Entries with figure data
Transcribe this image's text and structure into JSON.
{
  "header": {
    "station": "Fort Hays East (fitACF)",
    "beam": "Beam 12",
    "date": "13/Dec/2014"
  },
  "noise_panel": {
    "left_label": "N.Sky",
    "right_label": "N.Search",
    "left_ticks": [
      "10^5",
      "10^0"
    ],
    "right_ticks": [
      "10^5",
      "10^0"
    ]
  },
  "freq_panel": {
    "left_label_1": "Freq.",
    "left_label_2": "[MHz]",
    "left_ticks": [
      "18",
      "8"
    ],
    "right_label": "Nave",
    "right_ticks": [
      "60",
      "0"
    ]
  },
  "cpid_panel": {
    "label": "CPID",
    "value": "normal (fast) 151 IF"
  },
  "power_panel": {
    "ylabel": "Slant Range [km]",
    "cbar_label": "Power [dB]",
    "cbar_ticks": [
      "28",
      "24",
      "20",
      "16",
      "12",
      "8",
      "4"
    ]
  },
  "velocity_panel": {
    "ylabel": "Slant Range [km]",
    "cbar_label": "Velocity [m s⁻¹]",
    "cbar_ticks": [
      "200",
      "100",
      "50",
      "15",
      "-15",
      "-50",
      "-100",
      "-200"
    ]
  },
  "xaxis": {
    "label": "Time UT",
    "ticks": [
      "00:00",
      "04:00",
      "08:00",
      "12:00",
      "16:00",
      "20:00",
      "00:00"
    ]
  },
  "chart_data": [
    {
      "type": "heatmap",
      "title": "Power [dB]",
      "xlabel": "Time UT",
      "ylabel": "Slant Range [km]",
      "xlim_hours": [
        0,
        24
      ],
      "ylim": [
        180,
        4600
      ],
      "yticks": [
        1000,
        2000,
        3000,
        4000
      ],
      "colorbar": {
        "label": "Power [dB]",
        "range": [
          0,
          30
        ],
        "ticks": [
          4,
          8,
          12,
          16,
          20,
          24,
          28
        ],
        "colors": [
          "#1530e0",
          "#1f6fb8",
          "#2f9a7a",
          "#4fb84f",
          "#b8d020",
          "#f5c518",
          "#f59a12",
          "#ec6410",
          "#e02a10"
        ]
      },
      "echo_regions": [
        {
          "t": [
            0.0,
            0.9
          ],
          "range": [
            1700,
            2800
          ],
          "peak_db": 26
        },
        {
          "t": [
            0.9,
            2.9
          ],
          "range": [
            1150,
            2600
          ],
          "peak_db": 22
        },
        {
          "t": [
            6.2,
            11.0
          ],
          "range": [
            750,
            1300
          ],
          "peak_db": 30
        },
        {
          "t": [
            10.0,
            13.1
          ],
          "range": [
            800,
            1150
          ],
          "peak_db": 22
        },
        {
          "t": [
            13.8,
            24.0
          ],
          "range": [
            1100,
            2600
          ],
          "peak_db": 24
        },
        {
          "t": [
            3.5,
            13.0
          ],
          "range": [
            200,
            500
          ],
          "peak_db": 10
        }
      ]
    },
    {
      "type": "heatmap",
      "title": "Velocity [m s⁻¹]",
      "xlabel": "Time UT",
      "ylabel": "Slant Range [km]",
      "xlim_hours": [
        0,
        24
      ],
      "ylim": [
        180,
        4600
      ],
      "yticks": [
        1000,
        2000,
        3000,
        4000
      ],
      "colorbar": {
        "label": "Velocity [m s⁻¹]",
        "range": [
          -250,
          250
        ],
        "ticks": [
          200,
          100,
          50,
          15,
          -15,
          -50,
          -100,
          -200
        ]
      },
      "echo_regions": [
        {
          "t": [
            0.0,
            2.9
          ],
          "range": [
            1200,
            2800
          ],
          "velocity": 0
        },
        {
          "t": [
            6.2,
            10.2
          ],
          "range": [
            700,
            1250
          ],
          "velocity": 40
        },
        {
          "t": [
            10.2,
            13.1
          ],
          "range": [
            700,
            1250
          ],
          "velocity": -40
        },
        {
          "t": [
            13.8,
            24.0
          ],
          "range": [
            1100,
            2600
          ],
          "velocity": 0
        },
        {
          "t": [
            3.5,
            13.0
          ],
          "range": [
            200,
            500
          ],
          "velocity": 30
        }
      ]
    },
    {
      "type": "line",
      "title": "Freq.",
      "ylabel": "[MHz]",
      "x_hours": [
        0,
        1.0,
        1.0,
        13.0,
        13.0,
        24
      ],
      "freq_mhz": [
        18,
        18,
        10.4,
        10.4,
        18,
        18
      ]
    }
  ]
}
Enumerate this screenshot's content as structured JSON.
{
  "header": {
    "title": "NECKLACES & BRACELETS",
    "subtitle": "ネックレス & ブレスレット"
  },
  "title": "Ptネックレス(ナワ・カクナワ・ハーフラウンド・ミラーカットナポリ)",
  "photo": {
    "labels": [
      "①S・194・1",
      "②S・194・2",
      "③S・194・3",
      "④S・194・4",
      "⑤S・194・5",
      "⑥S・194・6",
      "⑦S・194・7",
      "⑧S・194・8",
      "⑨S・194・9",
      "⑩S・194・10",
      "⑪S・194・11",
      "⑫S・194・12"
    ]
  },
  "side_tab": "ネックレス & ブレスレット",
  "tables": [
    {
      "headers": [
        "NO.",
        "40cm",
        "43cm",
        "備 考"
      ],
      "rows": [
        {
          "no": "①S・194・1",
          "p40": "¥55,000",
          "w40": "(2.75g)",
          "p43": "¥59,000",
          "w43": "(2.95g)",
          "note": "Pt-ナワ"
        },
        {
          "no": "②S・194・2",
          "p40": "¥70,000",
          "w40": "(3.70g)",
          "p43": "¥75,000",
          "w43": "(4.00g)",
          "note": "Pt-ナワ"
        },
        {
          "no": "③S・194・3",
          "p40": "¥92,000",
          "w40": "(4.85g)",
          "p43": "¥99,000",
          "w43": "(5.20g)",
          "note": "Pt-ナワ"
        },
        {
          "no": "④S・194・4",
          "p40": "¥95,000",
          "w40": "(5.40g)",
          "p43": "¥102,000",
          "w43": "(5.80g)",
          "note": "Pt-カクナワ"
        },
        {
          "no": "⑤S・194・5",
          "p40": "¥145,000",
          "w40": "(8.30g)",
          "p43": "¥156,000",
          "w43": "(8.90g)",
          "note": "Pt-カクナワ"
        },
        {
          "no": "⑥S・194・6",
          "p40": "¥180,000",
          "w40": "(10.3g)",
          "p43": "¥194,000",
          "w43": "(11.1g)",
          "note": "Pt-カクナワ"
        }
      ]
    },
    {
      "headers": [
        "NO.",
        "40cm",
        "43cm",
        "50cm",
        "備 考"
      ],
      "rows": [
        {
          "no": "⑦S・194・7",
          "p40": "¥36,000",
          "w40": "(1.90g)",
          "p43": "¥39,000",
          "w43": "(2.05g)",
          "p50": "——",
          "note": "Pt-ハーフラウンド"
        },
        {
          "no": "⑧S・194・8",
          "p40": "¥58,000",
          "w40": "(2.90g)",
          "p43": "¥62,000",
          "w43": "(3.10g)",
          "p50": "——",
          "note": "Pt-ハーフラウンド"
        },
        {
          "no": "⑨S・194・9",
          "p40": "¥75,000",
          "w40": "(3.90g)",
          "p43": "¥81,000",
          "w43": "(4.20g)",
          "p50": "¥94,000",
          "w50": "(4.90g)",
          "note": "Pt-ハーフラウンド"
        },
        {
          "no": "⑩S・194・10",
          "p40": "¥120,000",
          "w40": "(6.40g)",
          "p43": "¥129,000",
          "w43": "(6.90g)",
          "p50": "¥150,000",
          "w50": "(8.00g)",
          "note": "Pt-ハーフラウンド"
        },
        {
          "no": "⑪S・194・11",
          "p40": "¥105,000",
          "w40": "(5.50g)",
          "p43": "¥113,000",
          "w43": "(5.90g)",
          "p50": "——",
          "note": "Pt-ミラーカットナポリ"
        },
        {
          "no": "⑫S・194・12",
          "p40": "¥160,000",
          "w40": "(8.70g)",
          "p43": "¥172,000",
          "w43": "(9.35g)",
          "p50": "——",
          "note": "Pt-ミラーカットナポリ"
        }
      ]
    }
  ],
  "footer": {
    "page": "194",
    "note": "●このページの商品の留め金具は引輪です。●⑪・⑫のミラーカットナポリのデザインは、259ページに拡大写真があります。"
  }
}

# WHAT THE TASK ASKS
Report every line containing the word "JSON" from the listing above.

# TASK OUTPUT
Transcribe this image's text and structure into JSON.
Enumerate this screenshot's content as structured JSON.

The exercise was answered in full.